>> Start SUPPLIED DATA

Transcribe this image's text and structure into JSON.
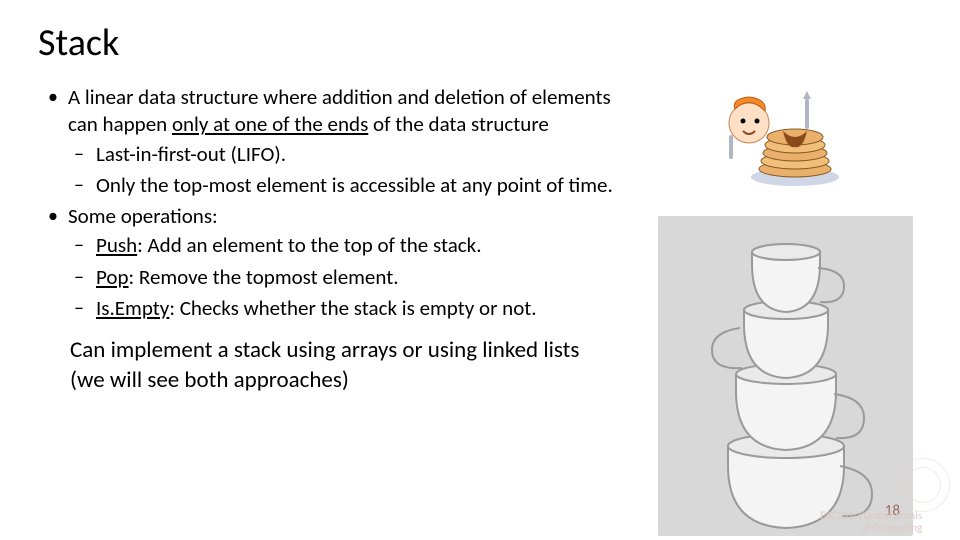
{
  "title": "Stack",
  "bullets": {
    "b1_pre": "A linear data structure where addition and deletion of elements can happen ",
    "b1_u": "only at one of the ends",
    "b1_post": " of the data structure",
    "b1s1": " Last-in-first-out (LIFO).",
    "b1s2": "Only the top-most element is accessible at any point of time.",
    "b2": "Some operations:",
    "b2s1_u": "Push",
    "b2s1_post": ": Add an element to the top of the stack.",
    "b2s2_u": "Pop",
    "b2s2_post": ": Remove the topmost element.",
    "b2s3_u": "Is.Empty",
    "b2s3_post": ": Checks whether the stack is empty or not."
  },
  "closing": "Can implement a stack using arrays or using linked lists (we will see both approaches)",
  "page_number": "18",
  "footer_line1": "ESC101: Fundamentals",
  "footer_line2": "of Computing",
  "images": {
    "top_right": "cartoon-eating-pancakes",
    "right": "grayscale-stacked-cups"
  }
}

>> End SUPPLIED DATA
>> Start SUPPLIED DATA

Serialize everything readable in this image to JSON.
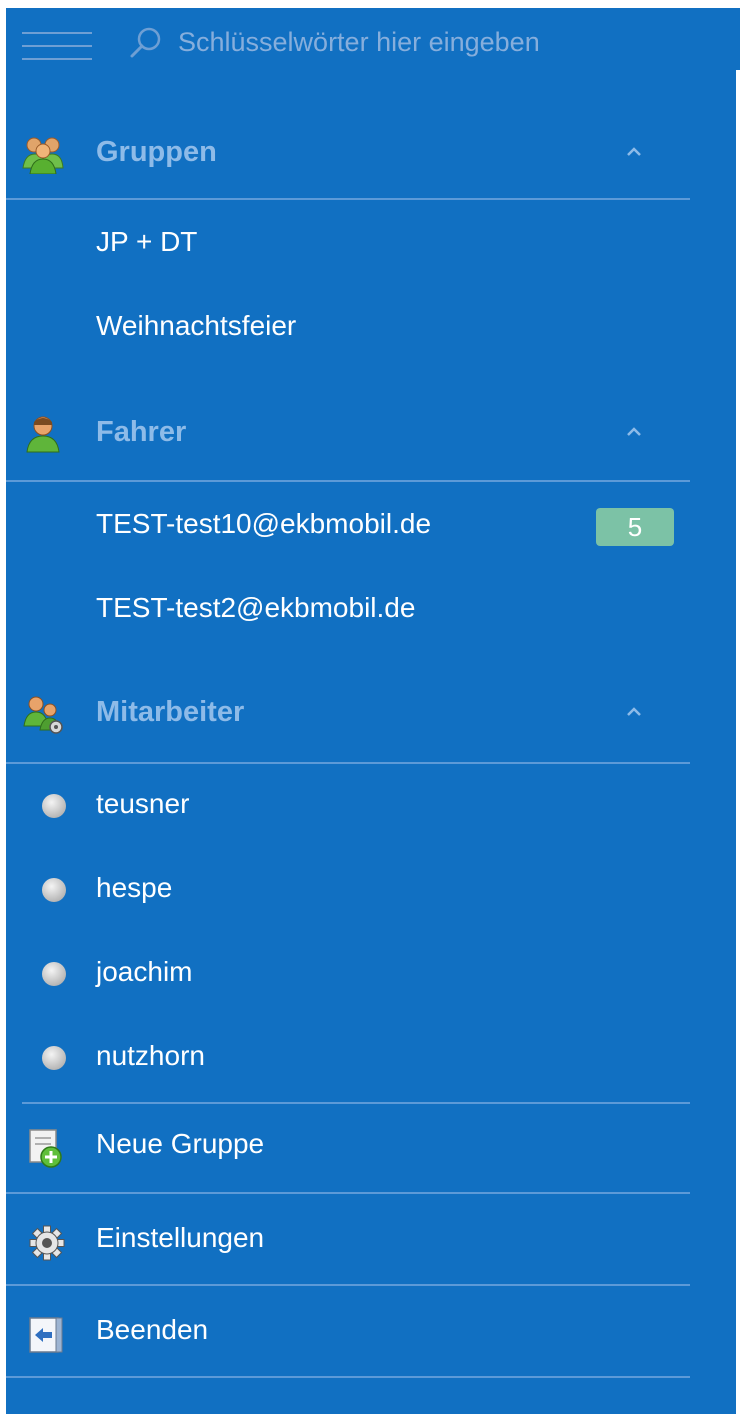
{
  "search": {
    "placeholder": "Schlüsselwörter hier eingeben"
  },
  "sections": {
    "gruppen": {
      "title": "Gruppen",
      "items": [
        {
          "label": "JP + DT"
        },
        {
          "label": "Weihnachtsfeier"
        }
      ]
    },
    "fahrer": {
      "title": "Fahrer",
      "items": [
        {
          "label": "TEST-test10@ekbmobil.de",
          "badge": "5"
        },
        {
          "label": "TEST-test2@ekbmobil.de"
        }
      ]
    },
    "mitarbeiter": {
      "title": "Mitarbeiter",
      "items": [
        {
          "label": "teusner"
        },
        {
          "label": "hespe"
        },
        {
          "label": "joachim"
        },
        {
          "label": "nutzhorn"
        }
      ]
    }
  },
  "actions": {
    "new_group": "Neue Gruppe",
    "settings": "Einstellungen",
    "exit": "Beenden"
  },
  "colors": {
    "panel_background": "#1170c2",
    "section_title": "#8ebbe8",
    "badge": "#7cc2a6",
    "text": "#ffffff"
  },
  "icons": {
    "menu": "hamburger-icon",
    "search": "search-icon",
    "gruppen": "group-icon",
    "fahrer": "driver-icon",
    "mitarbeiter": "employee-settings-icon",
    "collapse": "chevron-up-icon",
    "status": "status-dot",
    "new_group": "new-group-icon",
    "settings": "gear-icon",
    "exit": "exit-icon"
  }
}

>> End SUPPLIED DATA

# SHORT PROBLEM
Copy each line of the data that contains the word "TEST".

# EXERCISE RESULT
          "label": "TEST-test10@ekbmobil.de",
          "label": "TEST-test2@ekbmobil.de"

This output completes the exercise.